** Start **
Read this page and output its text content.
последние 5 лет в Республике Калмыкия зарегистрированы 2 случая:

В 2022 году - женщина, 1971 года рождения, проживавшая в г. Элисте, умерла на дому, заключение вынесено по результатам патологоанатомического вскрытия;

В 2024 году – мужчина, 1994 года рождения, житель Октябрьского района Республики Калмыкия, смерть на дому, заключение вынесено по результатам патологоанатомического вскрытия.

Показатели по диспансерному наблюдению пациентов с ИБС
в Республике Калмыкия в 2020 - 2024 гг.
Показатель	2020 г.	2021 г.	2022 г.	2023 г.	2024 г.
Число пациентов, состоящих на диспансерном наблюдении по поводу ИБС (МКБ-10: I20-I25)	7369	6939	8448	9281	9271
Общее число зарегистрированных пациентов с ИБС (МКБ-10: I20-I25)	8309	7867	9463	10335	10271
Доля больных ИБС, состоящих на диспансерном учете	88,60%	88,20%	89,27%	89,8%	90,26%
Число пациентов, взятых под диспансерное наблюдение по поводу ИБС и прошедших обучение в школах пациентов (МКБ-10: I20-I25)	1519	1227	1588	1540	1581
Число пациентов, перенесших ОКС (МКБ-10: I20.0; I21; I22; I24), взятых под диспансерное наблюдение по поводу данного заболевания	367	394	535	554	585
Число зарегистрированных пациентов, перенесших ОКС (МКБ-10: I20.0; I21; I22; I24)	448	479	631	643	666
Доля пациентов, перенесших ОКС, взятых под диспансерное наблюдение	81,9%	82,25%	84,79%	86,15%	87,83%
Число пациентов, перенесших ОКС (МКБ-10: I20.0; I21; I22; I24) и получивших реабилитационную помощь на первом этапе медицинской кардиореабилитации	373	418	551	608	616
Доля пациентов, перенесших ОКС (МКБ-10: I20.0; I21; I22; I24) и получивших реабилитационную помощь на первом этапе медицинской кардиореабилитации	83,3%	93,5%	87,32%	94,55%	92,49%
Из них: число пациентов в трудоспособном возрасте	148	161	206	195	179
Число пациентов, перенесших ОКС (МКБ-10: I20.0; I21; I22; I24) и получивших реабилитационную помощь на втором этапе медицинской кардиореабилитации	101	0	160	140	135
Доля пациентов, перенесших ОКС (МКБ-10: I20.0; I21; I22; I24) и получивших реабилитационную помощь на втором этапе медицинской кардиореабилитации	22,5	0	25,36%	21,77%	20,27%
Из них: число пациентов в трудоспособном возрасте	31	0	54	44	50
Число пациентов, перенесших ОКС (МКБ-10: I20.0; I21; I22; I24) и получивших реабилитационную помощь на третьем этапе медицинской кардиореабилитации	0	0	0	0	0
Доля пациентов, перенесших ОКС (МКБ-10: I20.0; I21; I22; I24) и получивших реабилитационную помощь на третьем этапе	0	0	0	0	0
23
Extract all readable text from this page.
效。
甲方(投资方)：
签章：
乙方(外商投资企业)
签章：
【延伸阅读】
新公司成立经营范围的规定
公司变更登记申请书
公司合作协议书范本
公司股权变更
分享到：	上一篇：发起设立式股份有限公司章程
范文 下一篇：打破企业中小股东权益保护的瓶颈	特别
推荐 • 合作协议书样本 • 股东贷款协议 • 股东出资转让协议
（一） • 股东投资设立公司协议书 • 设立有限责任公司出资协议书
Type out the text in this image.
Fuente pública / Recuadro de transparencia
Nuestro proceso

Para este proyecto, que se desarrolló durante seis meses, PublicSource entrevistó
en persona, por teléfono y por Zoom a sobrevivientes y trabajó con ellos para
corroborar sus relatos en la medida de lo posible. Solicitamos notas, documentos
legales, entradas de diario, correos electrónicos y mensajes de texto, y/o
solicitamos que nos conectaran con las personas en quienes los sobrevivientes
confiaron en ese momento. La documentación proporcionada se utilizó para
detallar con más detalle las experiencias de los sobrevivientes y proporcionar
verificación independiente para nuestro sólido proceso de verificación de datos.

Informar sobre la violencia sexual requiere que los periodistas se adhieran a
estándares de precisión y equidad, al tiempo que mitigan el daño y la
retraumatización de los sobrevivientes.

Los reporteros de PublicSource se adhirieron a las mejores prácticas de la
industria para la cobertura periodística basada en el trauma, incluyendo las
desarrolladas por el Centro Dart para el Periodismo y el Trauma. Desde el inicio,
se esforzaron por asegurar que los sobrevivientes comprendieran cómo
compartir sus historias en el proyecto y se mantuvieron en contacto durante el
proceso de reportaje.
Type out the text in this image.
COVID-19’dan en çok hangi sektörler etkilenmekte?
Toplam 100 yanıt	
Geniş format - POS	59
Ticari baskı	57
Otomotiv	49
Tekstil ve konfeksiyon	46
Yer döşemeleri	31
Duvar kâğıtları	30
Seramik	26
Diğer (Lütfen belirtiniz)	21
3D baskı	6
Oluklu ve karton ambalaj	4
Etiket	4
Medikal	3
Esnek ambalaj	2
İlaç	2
** End **
## [TASK BRIEF]
Show the lines where the word "года" appears in the entries.

## [COMPLETE RESPONSE]
В 2022 году - женщина, 1971 года рождения, проживавшая в г. Элисте, умерла на дому, заключение вынесено по результатам патологоанатомического вскрытия;
В 2024 году – мужчина, 1994 года рождения, житель Октябрьского района Республики Калмыкия, смерть на дому, заключение вынесено по результатам патологоанатомического вскрытия.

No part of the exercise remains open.